Entries taken from a collection:
▽

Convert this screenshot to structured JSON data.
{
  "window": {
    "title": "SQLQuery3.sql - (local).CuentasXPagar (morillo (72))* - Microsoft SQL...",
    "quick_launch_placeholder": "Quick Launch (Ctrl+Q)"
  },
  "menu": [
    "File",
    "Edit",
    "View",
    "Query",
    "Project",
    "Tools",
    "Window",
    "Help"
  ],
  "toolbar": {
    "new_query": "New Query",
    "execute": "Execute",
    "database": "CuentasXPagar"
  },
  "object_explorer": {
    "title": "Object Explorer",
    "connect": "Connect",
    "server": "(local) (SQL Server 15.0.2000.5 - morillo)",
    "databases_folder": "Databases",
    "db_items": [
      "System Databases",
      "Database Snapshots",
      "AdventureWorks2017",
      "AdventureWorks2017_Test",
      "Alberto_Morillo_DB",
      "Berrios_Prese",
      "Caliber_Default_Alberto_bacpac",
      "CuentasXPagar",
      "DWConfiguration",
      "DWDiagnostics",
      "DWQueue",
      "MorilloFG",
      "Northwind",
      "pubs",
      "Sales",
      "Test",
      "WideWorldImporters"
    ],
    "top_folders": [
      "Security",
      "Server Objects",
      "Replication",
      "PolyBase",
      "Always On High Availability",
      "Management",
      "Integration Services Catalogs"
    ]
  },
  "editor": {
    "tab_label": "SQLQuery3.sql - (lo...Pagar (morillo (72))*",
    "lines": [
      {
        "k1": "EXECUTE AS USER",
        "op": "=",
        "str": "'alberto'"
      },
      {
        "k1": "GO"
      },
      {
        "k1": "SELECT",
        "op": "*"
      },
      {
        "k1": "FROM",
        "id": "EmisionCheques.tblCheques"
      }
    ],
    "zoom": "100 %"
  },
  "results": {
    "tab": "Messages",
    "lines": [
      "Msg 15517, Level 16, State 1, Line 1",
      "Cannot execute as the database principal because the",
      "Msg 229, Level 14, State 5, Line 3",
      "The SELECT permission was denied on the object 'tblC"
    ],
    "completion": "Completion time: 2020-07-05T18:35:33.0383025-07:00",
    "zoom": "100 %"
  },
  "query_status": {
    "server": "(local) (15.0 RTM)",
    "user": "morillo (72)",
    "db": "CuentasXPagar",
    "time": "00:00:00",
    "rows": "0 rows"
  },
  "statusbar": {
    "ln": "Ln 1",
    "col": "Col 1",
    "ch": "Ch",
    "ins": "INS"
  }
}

△

* _PROBLEM DETAILS_:
Among the lines of the material, find those that hold the word "local" and copy them.

* _REPLY TO THE TASK_:
    "title": "SQLQuery3.sql - (local).CuentasXPagar (morillo (72))* - Microsoft SQL...",
    "server": "(local) (SQL Server 15.0.2000.5 - morillo)",
    "server": "(local) (15.0 RTM)",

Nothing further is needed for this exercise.